* [Task requirements]
Extract the records below, reproducing each line without any change, from the start of the records through the line that contains "106, 294, 121]", including that final line.

◇ ◇ ◇ ◇ ◇

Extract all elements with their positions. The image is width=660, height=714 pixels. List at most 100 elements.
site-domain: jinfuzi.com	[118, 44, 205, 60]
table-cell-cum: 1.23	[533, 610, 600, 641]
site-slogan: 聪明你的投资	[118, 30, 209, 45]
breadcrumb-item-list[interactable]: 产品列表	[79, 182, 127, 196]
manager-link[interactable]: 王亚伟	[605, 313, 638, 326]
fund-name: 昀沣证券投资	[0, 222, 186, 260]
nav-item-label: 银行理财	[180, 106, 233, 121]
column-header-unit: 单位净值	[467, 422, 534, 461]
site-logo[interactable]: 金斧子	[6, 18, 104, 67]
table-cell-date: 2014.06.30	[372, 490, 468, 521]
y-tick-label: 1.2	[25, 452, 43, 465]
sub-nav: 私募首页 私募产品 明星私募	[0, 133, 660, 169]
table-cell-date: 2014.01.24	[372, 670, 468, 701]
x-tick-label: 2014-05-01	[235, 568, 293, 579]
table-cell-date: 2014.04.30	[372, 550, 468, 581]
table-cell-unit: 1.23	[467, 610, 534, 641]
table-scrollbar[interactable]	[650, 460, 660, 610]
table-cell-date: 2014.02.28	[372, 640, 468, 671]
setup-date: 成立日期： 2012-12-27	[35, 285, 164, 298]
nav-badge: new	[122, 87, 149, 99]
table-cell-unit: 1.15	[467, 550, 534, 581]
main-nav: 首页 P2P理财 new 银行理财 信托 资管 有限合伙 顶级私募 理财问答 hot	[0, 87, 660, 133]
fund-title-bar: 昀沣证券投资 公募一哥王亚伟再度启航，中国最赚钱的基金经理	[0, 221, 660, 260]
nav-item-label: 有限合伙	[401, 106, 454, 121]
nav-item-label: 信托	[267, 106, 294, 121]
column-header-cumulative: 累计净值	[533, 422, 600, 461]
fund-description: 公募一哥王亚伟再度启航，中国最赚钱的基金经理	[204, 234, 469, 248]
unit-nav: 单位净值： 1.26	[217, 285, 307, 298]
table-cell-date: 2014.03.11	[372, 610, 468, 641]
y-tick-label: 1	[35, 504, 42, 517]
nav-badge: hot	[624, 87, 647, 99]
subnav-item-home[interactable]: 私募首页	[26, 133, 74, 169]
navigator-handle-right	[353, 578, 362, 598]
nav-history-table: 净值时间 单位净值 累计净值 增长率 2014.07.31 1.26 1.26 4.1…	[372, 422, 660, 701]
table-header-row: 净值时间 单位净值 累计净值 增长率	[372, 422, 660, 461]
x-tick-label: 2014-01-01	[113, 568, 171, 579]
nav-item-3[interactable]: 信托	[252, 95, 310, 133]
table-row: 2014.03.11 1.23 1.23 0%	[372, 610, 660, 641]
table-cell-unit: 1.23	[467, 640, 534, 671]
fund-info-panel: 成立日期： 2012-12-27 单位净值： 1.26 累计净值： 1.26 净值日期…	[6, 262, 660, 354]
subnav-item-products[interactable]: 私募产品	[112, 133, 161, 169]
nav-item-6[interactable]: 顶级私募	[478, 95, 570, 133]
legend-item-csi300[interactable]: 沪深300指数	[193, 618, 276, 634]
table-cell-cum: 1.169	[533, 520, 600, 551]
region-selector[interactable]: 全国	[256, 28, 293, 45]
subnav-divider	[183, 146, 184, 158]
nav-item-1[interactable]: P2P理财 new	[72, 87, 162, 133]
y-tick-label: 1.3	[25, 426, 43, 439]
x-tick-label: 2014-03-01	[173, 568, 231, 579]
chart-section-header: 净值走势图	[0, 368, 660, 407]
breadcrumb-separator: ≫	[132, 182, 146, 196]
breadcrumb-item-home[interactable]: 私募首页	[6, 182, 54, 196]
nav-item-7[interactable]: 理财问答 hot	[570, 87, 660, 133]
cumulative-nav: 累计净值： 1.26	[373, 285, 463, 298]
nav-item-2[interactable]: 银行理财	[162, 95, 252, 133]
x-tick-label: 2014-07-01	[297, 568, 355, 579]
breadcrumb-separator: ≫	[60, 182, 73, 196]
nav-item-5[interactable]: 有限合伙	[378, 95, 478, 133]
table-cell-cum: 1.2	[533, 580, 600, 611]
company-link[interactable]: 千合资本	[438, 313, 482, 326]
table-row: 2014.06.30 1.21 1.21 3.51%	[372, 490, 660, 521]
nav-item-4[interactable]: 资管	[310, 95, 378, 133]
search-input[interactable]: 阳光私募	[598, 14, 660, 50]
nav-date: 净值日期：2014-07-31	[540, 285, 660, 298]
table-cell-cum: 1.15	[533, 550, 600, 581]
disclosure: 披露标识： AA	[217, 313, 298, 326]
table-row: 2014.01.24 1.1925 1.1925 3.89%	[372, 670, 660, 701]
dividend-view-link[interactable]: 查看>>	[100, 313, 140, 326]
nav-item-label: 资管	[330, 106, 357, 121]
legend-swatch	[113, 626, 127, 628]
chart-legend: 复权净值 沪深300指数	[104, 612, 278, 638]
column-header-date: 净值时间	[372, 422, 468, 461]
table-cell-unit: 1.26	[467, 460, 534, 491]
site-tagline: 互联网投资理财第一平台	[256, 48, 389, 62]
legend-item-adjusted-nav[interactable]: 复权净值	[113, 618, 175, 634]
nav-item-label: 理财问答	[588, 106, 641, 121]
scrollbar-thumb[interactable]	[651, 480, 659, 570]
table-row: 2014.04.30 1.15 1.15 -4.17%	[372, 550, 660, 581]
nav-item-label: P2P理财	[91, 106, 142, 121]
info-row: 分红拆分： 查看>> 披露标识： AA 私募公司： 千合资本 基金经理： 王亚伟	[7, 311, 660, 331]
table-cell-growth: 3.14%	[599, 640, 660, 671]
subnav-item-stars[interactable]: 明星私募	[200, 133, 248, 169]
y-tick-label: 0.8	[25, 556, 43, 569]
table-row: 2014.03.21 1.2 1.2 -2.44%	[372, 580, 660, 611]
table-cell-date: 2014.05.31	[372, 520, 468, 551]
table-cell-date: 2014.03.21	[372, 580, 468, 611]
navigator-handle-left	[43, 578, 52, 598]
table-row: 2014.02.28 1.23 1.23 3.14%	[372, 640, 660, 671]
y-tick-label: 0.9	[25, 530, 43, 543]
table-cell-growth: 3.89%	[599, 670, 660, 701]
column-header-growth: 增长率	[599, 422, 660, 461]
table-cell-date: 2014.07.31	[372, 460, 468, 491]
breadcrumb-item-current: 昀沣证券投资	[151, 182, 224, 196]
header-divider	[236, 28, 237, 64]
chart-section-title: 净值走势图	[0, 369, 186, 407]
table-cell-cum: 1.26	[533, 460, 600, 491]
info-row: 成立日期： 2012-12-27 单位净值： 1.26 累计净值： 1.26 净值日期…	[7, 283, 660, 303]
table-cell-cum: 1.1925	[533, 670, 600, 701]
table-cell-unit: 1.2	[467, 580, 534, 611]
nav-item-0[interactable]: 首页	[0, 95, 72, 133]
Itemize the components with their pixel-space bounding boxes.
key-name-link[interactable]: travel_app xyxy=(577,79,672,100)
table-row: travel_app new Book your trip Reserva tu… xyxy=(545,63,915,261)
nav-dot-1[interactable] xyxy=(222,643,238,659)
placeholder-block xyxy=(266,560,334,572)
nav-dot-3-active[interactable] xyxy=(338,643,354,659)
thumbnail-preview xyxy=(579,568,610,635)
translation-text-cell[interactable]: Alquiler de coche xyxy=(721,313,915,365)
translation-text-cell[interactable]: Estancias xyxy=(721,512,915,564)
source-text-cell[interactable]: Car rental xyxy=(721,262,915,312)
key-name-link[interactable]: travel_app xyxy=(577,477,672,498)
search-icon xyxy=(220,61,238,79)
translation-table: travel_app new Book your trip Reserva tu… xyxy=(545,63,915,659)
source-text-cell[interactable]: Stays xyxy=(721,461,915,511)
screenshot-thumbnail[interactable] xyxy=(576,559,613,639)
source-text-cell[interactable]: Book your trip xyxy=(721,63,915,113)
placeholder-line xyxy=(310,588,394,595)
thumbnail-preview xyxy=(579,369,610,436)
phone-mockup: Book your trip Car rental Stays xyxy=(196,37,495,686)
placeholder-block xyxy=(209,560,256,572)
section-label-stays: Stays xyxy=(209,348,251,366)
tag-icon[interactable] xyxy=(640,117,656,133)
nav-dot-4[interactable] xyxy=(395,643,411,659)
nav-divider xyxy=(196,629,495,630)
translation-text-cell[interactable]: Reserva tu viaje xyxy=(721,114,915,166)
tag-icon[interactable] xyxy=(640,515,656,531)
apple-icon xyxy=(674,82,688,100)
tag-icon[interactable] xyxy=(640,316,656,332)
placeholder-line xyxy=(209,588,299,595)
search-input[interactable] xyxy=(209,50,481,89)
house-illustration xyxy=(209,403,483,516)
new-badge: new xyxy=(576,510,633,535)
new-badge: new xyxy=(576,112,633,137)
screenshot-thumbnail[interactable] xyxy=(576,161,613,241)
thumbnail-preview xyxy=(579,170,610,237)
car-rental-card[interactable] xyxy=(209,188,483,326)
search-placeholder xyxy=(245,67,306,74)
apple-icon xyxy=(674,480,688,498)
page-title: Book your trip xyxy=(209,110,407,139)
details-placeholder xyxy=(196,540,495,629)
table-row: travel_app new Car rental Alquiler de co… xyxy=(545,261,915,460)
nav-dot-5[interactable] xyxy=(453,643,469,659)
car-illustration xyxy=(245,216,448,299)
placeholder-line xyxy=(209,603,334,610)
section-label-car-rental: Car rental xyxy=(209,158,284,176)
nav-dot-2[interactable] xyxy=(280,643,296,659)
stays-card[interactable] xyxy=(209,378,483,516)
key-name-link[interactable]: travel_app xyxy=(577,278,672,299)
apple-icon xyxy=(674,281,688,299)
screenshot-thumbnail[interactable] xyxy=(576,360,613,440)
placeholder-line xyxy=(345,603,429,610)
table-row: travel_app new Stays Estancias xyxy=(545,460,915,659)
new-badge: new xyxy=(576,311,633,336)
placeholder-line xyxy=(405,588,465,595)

◇ ◇ ◇ ◇ ◇

* [Worked answer]
Extract all elements with their positions. The image is width=660, height=714 pixels. List at most 100 elements.
site-domain: jinfuzi.com	[118, 44, 205, 60]
table-cell-cum: 1.23	[533, 610, 600, 641]
site-slogan: 聪明你的投资	[118, 30, 209, 45]
breadcrumb-item-list[interactable]: 产品列表	[79, 182, 127, 196]
manager-link[interactable]: 王亚伟	[605, 313, 638, 326]
fund-name: 昀沣证券投资	[0, 222, 186, 260]
nav-item-label: 银行理财	[180, 106, 233, 121]
column-header-unit: 单位净值	[467, 422, 534, 461]
site-logo[interactable]: 金斧子	[6, 18, 104, 67]
table-cell-date: 2014.06.30	[372, 490, 468, 521]
y-tick-label: 1.2	[25, 452, 43, 465]
sub-nav: 私募首页 私募产品 明星私募	[0, 133, 660, 169]
table-cell-date: 2014.01.24	[372, 670, 468, 701]
x-tick-label: 2014-05-01	[235, 568, 293, 579]
table-cell-date: 2014.04.30	[372, 550, 468, 581]
table-cell-unit: 1.23	[467, 610, 534, 641]
table-scrollbar[interactable]	[650, 460, 660, 610]
table-cell-date: 2014.02.28	[372, 640, 468, 671]
setup-date: 成立日期： 2012-12-27	[35, 285, 164, 298]
nav-badge: new	[122, 87, 149, 99]
table-cell-unit: 1.15	[467, 550, 534, 581]
main-nav: 首页 P2P理财 new 银行理财 信托 资管 有限合伙 顶级私募 理财问答 hot	[0, 87, 660, 133]
fund-title-bar: 昀沣证券投资 公募一哥王亚伟再度启航，中国最赚钱的基金经理	[0, 221, 660, 260]
nav-item-label: 有限合伙	[401, 106, 454, 121]
nav-item-label: 信托	[267, 106, 294, 121]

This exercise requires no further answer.